Recorded data
— START —
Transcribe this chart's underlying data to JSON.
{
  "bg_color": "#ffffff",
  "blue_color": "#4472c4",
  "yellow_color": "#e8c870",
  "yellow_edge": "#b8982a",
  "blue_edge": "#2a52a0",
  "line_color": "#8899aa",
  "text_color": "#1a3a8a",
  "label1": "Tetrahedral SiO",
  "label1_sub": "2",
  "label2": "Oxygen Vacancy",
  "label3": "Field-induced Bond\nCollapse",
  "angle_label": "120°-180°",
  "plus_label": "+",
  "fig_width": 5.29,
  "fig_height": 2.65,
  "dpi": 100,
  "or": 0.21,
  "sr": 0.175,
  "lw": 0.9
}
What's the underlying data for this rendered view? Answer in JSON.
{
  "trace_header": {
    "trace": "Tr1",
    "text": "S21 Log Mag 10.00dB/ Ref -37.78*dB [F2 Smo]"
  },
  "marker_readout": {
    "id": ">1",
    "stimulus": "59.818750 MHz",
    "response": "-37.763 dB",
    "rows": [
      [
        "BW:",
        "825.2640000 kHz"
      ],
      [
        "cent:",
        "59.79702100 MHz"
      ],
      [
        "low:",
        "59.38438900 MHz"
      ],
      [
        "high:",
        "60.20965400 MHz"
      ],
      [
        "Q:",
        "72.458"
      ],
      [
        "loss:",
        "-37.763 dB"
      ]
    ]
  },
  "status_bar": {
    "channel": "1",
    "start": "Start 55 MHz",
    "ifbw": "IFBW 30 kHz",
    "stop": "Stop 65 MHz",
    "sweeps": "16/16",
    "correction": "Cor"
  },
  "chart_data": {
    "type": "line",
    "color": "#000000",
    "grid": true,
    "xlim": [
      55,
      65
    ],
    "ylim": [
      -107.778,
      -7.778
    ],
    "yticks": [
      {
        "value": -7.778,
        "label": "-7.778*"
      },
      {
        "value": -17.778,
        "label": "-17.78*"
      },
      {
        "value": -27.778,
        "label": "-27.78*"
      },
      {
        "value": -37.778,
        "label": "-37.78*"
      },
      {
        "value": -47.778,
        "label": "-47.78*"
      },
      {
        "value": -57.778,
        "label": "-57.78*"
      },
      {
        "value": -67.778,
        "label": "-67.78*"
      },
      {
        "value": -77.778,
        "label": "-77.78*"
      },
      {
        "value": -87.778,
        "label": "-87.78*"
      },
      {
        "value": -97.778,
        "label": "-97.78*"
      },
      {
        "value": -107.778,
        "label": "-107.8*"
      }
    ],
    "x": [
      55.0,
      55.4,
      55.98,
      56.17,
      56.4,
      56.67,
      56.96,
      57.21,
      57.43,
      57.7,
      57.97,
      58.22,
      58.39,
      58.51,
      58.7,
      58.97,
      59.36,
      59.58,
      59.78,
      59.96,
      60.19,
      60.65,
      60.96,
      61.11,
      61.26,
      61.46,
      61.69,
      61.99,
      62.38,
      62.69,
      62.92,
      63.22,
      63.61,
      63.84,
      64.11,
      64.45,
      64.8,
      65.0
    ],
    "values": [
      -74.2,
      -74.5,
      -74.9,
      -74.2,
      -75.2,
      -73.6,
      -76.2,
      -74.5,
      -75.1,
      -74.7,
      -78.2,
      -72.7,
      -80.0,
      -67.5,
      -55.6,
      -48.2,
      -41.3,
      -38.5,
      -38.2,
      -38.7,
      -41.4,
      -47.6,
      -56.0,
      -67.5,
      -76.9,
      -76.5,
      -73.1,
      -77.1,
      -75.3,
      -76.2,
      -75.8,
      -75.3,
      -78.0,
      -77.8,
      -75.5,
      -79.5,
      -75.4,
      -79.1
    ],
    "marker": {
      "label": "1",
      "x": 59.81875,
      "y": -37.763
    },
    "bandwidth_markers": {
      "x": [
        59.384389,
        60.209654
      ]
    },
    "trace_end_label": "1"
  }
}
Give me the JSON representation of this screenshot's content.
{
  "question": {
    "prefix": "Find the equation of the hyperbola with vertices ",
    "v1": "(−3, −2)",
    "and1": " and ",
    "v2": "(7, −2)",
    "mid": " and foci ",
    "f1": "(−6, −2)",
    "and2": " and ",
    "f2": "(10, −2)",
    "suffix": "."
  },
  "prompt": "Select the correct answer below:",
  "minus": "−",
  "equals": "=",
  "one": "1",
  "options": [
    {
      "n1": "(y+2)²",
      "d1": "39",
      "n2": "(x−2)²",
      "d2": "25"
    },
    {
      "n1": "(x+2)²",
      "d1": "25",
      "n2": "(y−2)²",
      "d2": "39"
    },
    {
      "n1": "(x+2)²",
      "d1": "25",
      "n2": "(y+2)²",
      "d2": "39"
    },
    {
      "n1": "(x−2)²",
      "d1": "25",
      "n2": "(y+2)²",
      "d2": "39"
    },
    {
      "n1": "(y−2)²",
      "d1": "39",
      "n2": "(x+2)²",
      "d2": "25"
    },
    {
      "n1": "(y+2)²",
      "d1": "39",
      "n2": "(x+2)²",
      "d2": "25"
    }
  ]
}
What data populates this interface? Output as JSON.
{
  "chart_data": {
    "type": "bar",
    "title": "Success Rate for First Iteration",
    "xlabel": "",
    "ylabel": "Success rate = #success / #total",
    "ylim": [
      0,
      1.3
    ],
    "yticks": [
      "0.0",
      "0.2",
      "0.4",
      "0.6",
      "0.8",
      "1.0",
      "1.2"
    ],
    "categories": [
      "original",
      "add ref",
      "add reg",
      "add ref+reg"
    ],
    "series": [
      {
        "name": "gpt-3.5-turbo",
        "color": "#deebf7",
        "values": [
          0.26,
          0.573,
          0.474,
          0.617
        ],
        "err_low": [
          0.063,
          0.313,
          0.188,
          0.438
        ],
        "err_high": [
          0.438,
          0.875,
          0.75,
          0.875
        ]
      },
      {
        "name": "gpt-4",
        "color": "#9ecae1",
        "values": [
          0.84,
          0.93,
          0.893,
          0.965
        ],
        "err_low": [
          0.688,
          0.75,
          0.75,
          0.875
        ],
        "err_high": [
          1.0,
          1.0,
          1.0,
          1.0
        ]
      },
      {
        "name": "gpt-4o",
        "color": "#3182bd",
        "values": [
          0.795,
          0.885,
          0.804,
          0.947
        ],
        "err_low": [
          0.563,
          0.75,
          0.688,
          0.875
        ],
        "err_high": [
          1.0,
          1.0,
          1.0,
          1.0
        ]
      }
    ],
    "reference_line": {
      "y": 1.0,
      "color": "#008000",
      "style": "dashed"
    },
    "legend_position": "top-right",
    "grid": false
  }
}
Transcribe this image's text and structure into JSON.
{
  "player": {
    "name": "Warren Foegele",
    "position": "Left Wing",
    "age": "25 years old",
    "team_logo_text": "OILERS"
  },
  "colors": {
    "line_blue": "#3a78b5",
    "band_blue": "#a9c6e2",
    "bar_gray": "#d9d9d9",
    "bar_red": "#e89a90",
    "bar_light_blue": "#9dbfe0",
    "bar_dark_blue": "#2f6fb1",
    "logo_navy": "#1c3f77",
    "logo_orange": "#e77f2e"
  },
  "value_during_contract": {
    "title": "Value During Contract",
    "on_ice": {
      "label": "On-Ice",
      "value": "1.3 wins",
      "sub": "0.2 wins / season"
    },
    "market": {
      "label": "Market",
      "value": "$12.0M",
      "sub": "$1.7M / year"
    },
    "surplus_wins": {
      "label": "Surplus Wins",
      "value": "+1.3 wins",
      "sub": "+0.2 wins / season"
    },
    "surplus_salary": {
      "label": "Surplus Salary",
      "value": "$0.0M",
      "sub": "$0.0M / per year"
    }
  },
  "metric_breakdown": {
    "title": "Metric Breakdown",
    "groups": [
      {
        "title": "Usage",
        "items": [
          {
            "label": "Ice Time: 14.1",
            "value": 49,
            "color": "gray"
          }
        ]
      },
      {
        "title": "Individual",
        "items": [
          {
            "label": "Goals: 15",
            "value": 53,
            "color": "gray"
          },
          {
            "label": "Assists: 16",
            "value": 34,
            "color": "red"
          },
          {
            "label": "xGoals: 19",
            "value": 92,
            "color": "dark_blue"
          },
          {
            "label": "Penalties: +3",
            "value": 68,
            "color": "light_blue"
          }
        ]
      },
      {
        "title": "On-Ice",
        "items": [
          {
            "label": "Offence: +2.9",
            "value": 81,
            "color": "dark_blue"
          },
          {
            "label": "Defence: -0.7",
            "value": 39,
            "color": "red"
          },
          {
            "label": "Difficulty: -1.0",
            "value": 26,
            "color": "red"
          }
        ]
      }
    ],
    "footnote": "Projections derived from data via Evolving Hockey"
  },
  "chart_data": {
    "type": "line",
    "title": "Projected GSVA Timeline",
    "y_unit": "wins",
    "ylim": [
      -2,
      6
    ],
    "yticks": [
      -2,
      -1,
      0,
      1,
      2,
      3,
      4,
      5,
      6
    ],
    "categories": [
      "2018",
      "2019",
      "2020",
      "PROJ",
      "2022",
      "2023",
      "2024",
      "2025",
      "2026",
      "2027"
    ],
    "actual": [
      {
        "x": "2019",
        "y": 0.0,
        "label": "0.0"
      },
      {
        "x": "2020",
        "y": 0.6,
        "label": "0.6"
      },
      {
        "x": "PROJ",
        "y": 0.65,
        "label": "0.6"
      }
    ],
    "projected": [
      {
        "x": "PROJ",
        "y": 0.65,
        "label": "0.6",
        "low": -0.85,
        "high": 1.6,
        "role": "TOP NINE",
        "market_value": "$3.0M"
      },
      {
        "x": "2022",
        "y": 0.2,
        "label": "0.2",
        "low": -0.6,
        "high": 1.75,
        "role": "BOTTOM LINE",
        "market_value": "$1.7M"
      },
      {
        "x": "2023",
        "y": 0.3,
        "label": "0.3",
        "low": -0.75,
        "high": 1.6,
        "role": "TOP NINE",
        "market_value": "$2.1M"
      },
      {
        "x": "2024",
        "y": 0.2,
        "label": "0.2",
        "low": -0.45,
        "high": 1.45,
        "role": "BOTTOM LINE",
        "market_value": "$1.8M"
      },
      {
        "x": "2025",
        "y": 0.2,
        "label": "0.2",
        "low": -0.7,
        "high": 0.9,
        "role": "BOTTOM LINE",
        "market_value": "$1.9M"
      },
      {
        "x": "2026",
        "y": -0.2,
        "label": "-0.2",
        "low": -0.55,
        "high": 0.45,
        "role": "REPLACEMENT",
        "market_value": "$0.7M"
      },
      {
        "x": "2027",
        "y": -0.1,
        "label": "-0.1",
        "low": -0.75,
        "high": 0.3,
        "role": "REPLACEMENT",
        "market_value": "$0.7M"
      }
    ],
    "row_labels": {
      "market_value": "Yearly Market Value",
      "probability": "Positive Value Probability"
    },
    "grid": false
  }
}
— END —
### Aim
Across the entries above, how many lines contain "this"? Provide only the count.

### Final answer
5